GIVEN DATA –
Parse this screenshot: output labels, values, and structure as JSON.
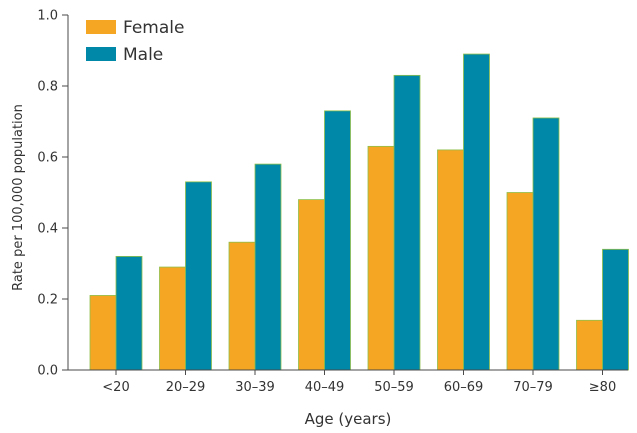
{
  "chart_data": {
    "type": "bar",
    "categories": [
      "<20",
      "20–29",
      "30–39",
      "40–49",
      "50–59",
      "60–69",
      "70–79",
      "≥80"
    ],
    "series": [
      {
        "name": "Female",
        "color": "#f5a623",
        "values": [
          0.21,
          0.29,
          0.36,
          0.48,
          0.63,
          0.62,
          0.5,
          0.14
        ]
      },
      {
        "name": "Male",
        "color": "#0088a8",
        "values": [
          0.32,
          0.53,
          0.58,
          0.73,
          0.83,
          0.89,
          0.71,
          0.34
        ]
      }
    ],
    "title": "",
    "xlabel": "Age (years)",
    "ylabel": "Rate per 100,000 population",
    "ylim": [
      0,
      1.0
    ],
    "yticks": [
      "0.0",
      "0.2",
      "0.4",
      "0.6",
      "0.8",
      "1.0"
    ],
    "grid": false,
    "legend": "top-left"
  }
}
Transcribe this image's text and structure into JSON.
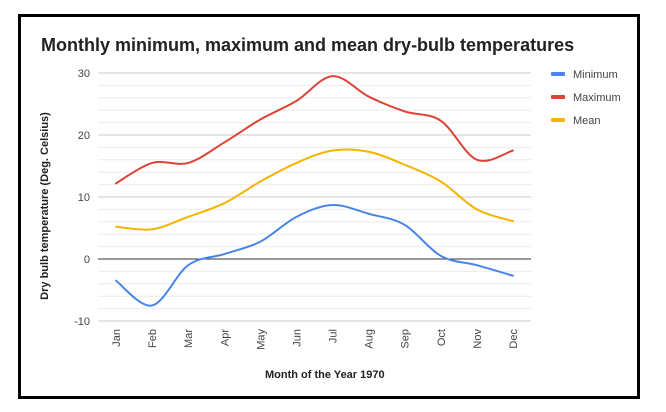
{
  "chart_data": {
    "type": "line",
    "title": "Monthly minimum, maximum and mean dry-bulb temperatures",
    "xlabel": "Month of the Year 1970",
    "ylabel": "Dry bulb temperature (Deg. Celsius)",
    "categories": [
      "Jan",
      "Feb",
      "Mar",
      "Apr",
      "May",
      "Jun",
      "Jul",
      "Aug",
      "Sep",
      "Oct",
      "Nov",
      "Dec"
    ],
    "ylim": [
      -10,
      30
    ],
    "yticks": [
      -10,
      0,
      10,
      20,
      30
    ],
    "grid": true,
    "legend_position": "right",
    "series": [
      {
        "name": "Minimum",
        "color": "#4a86e8",
        "values": [
          -3.5,
          -7.5,
          -1.0,
          0.8,
          2.8,
          6.8,
          8.7,
          7.3,
          5.5,
          0.5,
          -1.0,
          -2.7
        ]
      },
      {
        "name": "Maximum",
        "color": "#db4437",
        "values": [
          12.2,
          15.5,
          15.5,
          18.8,
          22.5,
          25.5,
          29.5,
          26.2,
          23.8,
          22.3,
          16.0,
          17.5
        ]
      },
      {
        "name": "Mean",
        "color": "#f4b400",
        "values": [
          5.2,
          4.8,
          6.8,
          9.0,
          12.5,
          15.5,
          17.5,
          17.3,
          15.2,
          12.5,
          8.0,
          6.1
        ]
      }
    ]
  }
}
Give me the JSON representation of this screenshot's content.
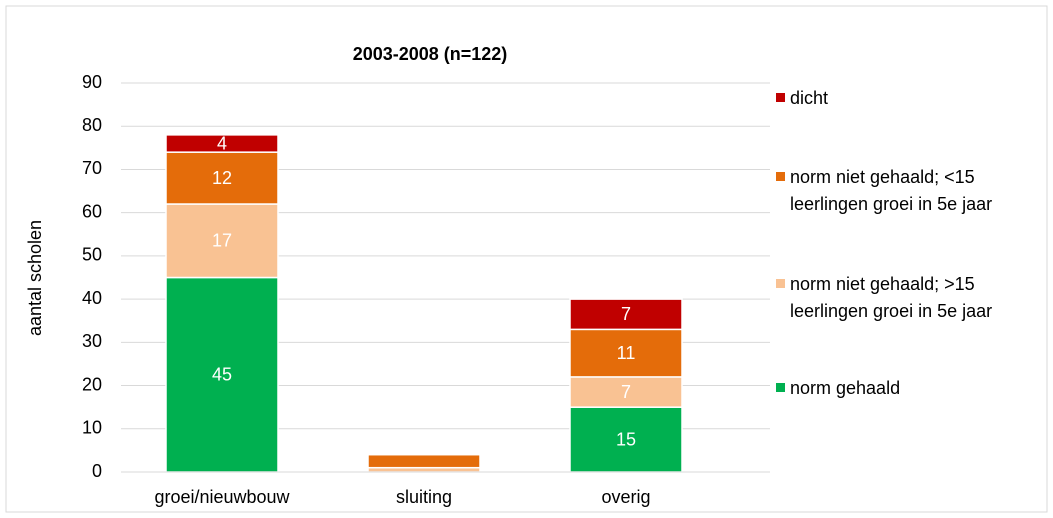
{
  "chart_data": {
    "type": "stacked_bar",
    "title": "2003-2008 (n=122)",
    "y_label": "aantal scholen",
    "categories": [
      "groei/nieuwbouw",
      "sluiting",
      "overig"
    ],
    "series": [
      {
        "name": "norm gehaald",
        "color": "#00b050",
        "values": [
          45,
          0,
          15
        ],
        "value_labels": [
          "45",
          null,
          "15"
        ]
      },
      {
        "name": "norm niet gehaald; >15 leerlingen groei in 5e jaar",
        "color": "#f9c293",
        "values": [
          17,
          1,
          7
        ],
        "value_labels": [
          "17",
          null,
          "7"
        ]
      },
      {
        "name": "norm niet gehaald; <15 leerlingen groei in 5e jaar",
        "color": "#e46c0a",
        "values": [
          12,
          3,
          11
        ],
        "value_labels": [
          "12",
          null,
          "11"
        ]
      },
      {
        "name": "dicht",
        "color": "#c00000",
        "values": [
          4,
          0,
          7
        ],
        "value_labels": [
          "4",
          null,
          "7"
        ]
      }
    ],
    "ylim": [
      0,
      90
    ],
    "yticks": [
      0,
      10,
      20,
      30,
      40,
      50,
      60,
      70,
      80,
      90
    ],
    "grid": true,
    "legend": "right"
  }
}
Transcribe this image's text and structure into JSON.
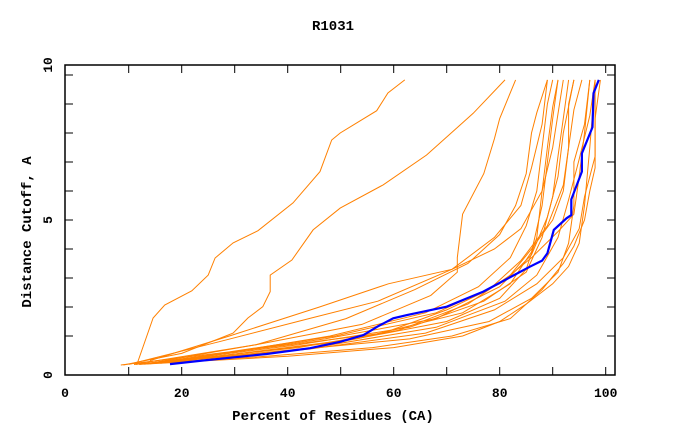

TASK INSTRUCTIONS – Search the data for the word "xlabel" and copy each line where it appears.

WRITTEN REPLY –
    "xlabel": "Age (years)",
    "xlabel": "Month of the Year 1970",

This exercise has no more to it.